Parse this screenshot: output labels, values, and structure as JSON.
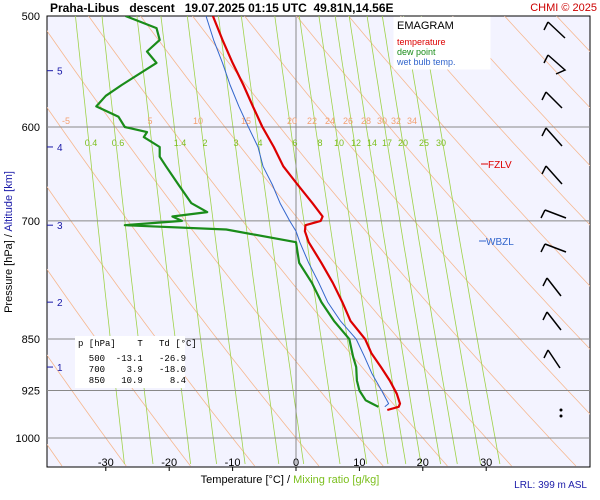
{
  "header": {
    "title": "Praha-Libus   descent   19.07.2025 01:15 UTC  49.81N,14.56E",
    "copyright": "CHMI © 2025"
  },
  "legend": {
    "title": "EMAGRAM",
    "items": [
      {
        "label": "temperature",
        "color": "#dd0000"
      },
      {
        "label": "dew point",
        "color": "#1a8c1a"
      },
      {
        "label": "wet bulb temp.",
        "color": "#3366cc"
      }
    ]
  },
  "axes": {
    "ylabel_part1": "Pressure [hPa]",
    "ylabel_sep": " / ",
    "ylabel_part2": "Altitude [km]",
    "xlabel_part1": "Temperature [°C]",
    "xlabel_sep": " / ",
    "xlabel_part2": "Mixing ratio [g/kg]"
  },
  "footer": {
    "lrl": "LRL: 399 m ASL"
  },
  "levels": {
    "fzlv": "FZLV",
    "wbzl": "WBZL"
  },
  "table": {
    "header": "p [hPa]    T   Td [°C]",
    "rows": [
      "  500  -13.1   -26.9",
      "  700    3.9   -18.0",
      "  850   10.9     8.4"
    ]
  },
  "chart_data": {
    "type": "line",
    "title": "EMAGRAM",
    "xlabel": "Temperature [°C]",
    "ylabel": "Pressure [hPa]",
    "xlim": [
      -39,
      46
    ],
    "ylim": [
      1000,
      500
    ],
    "y_log": true,
    "x_ticks": [
      -30,
      -20,
      -10,
      0,
      10,
      20,
      30
    ],
    "y_ticks": [
      500,
      600,
      700,
      850,
      925,
      1000
    ],
    "altitude_ticks_km": [
      {
        "label": "1",
        "p": 890
      },
      {
        "label": "2",
        "p": 800
      },
      {
        "label": "3",
        "p": 705
      },
      {
        "label": "4",
        "p": 620
      },
      {
        "label": "5",
        "p": 547
      }
    ],
    "mixing_ratio_labels": [
      "0.4",
      "0.6",
      "1.4",
      "2",
      "3",
      "4",
      "6",
      "8",
      "10",
      "12",
      "14",
      "17",
      "20",
      "25",
      "30"
    ],
    "dry_adiabat_labels": [
      "-5",
      "5",
      "10",
      "15",
      "20",
      "22",
      "24",
      "26",
      "28",
      "30",
      "32",
      "34"
    ],
    "series": [
      {
        "name": "temperature",
        "color": "#dd0000",
        "p": [
          500,
          520,
          540,
          560,
          580,
          600,
          620,
          640,
          660,
          680,
          695,
          700,
          705,
          712,
          725,
          750,
          775,
          800,
          825,
          850,
          870,
          890,
          910,
          930,
          945,
          950,
          955
        ],
        "t": [
          -13.1,
          -11.6,
          -10.0,
          -8.3,
          -6.8,
          -5.3,
          -3.5,
          -2.0,
          0.3,
          2.6,
          4.2,
          3.9,
          1.5,
          1.4,
          2.0,
          4.0,
          5.8,
          7.3,
          8.6,
          10.9,
          11.9,
          13.4,
          14.8,
          15.9,
          16.4,
          16.2,
          14.4
        ]
      },
      {
        "name": "dew point",
        "color": "#1a8c1a",
        "p": [
          500,
          510,
          520,
          530,
          540,
          560,
          570,
          580,
          590,
          600,
          605,
          610,
          620,
          630,
          640,
          660,
          680,
          690,
          695,
          700,
          705,
          710,
          725,
          750,
          775,
          800,
          825,
          850,
          875,
          890,
          910,
          925,
          940,
          945,
          950
        ],
        "t": [
          -26.9,
          -22.0,
          -21.5,
          -23.5,
          -22.0,
          -27.5,
          -30.0,
          -31.5,
          -28.0,
          -27.0,
          -23.5,
          -24.0,
          -21.5,
          -21.5,
          -20.5,
          -18.5,
          -16.5,
          -14.0,
          -19.5,
          -18.0,
          -27.0,
          -11.0,
          0.0,
          0.5,
          2.5,
          4.0,
          6.0,
          8.4,
          9.0,
          9.5,
          9.6,
          10.0,
          11.0,
          12.0,
          13.0
        ]
      },
      {
        "name": "wet bulb temp.",
        "color": "#3366cc",
        "p": [
          500,
          520,
          540,
          560,
          580,
          600,
          620,
          640,
          660,
          680,
          700,
          712,
          725,
          750,
          775,
          800,
          825,
          850,
          875,
          900,
          925,
          945,
          950
        ],
        "t": [
          -14.2,
          -13.0,
          -11.6,
          -10.4,
          -9.0,
          -7.5,
          -6.0,
          -5.2,
          -3.7,
          -2.5,
          -1.0,
          0.0,
          0.6,
          2.0,
          3.6,
          5.0,
          7.0,
          9.5,
          10.8,
          12.0,
          13.5,
          14.6,
          14.0
        ]
      }
    ]
  }
}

=====

#### Directions:
Find every line above that contains the word "color", and return each one.

#### Output for this task:
        "color": "#dd0000"
        "color": "#1a8c1a"
        "color": "#3366cc"
        "color": "#dd0000",
        "color": "#1a8c1a",
        "color": "#3366cc",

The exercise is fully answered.